[start Input rows]

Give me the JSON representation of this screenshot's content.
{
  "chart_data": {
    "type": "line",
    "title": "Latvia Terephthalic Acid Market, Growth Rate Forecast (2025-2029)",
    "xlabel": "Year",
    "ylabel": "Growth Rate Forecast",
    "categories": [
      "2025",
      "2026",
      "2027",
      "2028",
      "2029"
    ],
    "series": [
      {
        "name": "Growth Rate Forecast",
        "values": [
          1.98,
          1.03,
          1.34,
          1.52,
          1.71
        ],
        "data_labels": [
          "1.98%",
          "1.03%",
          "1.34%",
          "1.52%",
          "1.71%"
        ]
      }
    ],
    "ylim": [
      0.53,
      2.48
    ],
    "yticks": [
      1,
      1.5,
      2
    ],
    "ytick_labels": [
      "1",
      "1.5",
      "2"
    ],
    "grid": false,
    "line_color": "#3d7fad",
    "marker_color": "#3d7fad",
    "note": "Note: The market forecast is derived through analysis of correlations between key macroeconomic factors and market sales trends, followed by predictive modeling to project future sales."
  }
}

[end Input rows]

**Task instructions**
Each record above should be restated word for word.

**Written solution**
Give me the JSON representation of this screenshot's content.
{
  "chart_data": {
    "type": "line",
    "title": "Latvia Terephthalic Acid Market, Growth Rate Forecast (2025-2029)",
    "xlabel": "Year",
    "ylabel": "Growth Rate Forecast",
    "categories": [
      "2025",
      "2026",
      "2027",
      "2028",
      "2029"
    ],
    "series": [
      {
        "name": "Growth Rate Forecast",
        "values": [
          1.98,
          1.03,
          1.34,
          1.52,
          1.71
        ],
        "data_labels": [
          "1.98%",
          "1.03%",
          "1.34%",
          "1.52%",
          "1.71%"
        ]
      }
    ],
    "ylim": [
      0.53,
      2.48
    ],
    "yticks": [
      1,
      1.5,
      2
    ],
    "ytick_labels": [
      "1",
      "1.5",
      "2"
    ],
    "grid": false,
    "line_color": "#3d7fad",
    "marker_color": "#3d7fad",
    "note": "Note: The market forecast is derived through analysis of correlations between key macroeconomic factors and market sales trends, followed by predictive modeling to project future sales."
  }
}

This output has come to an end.